→ 必要な作業 A:
洞窟観音の抜粋箇所によると、徳明園の起伏には何が使われているか。
→ 必要な作業 B:
洞窟観音の抜粋箇所を、最後の文の後から続けて書いてください。

→ 抜粋箇所:

..............................

…という洞窟観音 は実は複合的な観光施設になっておりまして、
ほかに徳明園、山徳記念館というのがあり、共通入園券になっておるのですね。


洞窟観音は複合施設で


洞窟観音を作り上げたのが高崎で呉服商を営んでいた山田徳蔵という人ですので、
山徳記念館というのはその方の住まいの一部を展示施設にしている場所、
そして徳明園とはその住まいから見渡せる庭園というわけでして。


徳明園&山徳記念館への道


洞窟観音のある岩山を右手に巻くように進みますと、
木立を通して斜面の下側にそれらしきものが見えてきました。


斜面の下に庭園が広がっているらしく…


回遊式庭園ですので、まずは池を見下ろしながらひと巡りしてみます。
この庭園に見られる起伏は先の洞窟観音の掘削で出た土砂を使っているとのこと。
ちなみに高崎では有数の紅葉の名所であるようですが、
訪ねたのが11月始めではさすがにまだ色付きはまだまだのようですなあ。




基本的にはプライベートな庭園なのでしょう、
奥に見えた屋敷の縁側が庭園を望むベストスポットとして作られているそうですが、
11月中旬からという紅葉ライトアップの時季ならば頷けたことでありましょう。



ところでその屋敷の方ですが、展示施設になっている山徳記念館にも入ってみますと、
入り口のところにはこのようなステンドグラスが。


山徳記念館のステンドグラス


七福神…?いやここでは寿老人と毘沙門天の二枚落ちした五福神を信奉しているようで。
なんせ山徳さんの家業は呉服商なだけに、呉服を五福に掛けたということ。
商売人らしい発想のような気がしますですね。


ということで、山徳呉服店の本店に飾られていたのが先のステンドグラスで、
これの原画を描いたのが山徳さんと旧知であった北沢楽天なのだそうですよ。


北沢楽天「五福神」


とはいえ、北沢楽天とは俄かにピンとは来ませんでしたが、
日本の漫画家の草分けであって、明治期から風刺漫画を描いていた…と聞くに及んで、
「ああ、あれか!」と思い出したのが前に読んだ日本のビール受容史たる「ビールと日本人 」に
「田吾作と杢兵衛の東京見物」が引用されていたことでありました。

..............................

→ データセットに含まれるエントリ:
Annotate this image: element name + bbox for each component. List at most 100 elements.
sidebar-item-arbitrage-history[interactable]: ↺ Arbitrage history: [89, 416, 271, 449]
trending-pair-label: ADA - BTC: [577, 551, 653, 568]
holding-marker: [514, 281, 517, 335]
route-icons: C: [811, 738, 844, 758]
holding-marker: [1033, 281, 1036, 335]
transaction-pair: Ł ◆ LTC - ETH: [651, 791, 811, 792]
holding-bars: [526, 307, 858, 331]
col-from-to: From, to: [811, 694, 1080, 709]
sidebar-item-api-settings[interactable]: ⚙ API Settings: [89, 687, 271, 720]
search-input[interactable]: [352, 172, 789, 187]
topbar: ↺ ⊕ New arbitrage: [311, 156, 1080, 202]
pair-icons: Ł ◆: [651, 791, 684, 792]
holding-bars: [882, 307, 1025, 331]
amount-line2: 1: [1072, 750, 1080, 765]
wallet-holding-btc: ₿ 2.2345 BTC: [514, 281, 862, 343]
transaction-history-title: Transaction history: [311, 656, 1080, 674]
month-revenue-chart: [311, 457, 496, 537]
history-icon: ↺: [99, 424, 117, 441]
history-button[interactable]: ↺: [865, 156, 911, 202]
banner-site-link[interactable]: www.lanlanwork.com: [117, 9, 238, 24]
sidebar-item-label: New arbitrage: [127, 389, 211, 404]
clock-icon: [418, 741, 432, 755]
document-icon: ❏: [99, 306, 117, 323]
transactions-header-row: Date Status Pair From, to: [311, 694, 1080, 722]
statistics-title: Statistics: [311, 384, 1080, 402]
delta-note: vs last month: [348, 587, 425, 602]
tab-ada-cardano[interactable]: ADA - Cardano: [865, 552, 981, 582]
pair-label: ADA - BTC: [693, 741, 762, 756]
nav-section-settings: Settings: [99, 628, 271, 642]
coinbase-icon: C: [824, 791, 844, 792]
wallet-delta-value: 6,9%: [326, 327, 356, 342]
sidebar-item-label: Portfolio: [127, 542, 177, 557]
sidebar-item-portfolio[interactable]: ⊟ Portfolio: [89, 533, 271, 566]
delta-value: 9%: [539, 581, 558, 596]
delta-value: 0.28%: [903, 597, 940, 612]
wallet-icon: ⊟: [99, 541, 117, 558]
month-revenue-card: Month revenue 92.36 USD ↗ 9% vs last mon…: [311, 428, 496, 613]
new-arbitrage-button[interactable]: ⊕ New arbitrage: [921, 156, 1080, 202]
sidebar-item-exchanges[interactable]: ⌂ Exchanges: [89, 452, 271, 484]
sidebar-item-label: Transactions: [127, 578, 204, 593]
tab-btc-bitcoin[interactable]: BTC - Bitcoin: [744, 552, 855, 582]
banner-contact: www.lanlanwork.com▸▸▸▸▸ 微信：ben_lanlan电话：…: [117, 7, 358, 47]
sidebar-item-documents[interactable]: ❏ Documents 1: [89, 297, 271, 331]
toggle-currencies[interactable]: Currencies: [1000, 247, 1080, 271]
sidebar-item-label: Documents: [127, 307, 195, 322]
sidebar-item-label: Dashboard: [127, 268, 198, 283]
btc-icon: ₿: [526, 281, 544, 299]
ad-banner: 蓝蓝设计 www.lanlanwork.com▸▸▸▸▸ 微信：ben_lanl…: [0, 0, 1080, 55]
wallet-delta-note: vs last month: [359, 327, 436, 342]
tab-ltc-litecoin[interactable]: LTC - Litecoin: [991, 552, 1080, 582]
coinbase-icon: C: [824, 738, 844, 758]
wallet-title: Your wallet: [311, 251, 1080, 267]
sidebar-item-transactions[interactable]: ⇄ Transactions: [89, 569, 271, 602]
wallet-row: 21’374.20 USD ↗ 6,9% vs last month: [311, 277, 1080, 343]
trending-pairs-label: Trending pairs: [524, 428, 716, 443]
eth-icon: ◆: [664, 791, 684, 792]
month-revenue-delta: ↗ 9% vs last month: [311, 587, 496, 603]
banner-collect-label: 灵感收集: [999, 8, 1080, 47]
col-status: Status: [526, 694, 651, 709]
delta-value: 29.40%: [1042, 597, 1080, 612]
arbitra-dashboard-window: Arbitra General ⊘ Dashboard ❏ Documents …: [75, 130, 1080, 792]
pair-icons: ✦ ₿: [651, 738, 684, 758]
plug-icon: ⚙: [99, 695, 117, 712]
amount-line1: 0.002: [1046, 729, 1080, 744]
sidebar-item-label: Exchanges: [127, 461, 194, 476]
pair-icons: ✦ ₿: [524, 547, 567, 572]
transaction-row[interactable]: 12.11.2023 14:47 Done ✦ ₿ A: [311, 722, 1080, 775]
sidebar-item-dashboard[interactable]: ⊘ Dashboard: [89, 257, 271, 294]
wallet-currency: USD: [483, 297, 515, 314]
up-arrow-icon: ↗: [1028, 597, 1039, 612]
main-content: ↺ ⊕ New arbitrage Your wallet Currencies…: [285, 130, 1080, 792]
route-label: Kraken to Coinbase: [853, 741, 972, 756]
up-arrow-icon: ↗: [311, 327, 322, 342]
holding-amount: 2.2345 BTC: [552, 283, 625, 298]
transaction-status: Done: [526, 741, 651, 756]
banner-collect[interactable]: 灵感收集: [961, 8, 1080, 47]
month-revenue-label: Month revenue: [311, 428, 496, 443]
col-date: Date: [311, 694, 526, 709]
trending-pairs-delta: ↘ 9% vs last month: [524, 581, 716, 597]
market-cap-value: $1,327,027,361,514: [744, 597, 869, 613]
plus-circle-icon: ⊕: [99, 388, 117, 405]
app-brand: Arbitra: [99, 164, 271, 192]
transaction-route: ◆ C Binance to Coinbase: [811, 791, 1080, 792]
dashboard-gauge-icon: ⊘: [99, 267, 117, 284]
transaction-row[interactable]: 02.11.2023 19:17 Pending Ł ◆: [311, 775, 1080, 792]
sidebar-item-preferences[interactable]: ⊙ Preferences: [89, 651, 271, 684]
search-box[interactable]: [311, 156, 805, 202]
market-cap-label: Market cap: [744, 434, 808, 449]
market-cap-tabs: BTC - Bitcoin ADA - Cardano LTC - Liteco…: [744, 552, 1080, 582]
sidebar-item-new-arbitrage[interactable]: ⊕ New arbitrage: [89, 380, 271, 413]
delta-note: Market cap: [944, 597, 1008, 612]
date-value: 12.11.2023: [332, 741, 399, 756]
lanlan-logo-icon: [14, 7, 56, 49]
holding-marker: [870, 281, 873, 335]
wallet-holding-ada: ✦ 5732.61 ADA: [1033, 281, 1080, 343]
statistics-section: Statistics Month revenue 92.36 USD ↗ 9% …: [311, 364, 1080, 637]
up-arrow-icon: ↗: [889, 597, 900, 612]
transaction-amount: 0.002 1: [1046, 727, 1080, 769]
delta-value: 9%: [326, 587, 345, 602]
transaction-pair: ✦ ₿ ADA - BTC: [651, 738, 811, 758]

..............................

→ 出力結果 A:
洞窟観音の掘削で出た土砂が使われています。

→ 出力結果 B:
(ハイカラなことに疎い田舎出の人たちをカリカチュアライズしているのですな)


とまれ、そうした北沢楽天との関わりから
山徳記念館の展示は「風刺漫画」をコンセプトにしているようで、
訪ねたときには日本の歴代首相の似顔絵が並んでいたりしましたですよ。




ただの似顔絵でなく石の形を顔の輪郭に見立てるというのは遊び心ですな。
風刺に繋がる精神でもありましょうね。

昔は政治を風刺する精神が強く息づいていたように思いますけれど、

戦争の経験と戦後の経験、それぞれは全く違うところながら両者を通り抜けるうちに

だんだんと日本人の風刺精神は矮小化してしまっているかもしれませんですね…。


というまじめな話は場を変えるとして、

立ち去り際になって、最初は見過ごしてましたですが、
庭の池の真ん中に浦島太郎像があるのに気が付きました。


徳明園の浦島太郎


日本庭園の優雅を思わせるかと思えば、併設の建物には風刺漫画を展示し、
その庭園の中にも五福神の解説板を設けたり浦島太郎を置いてみたり。


この辺りのまとまりなさというか、なんでもあり感というか、
いわゆる大名庭園ではなく、また明治の大実業家による庭園でもない、
背伸びする庶民感覚とでも言いましょうか、そんな感じが微笑ましい徳明園なのでありました。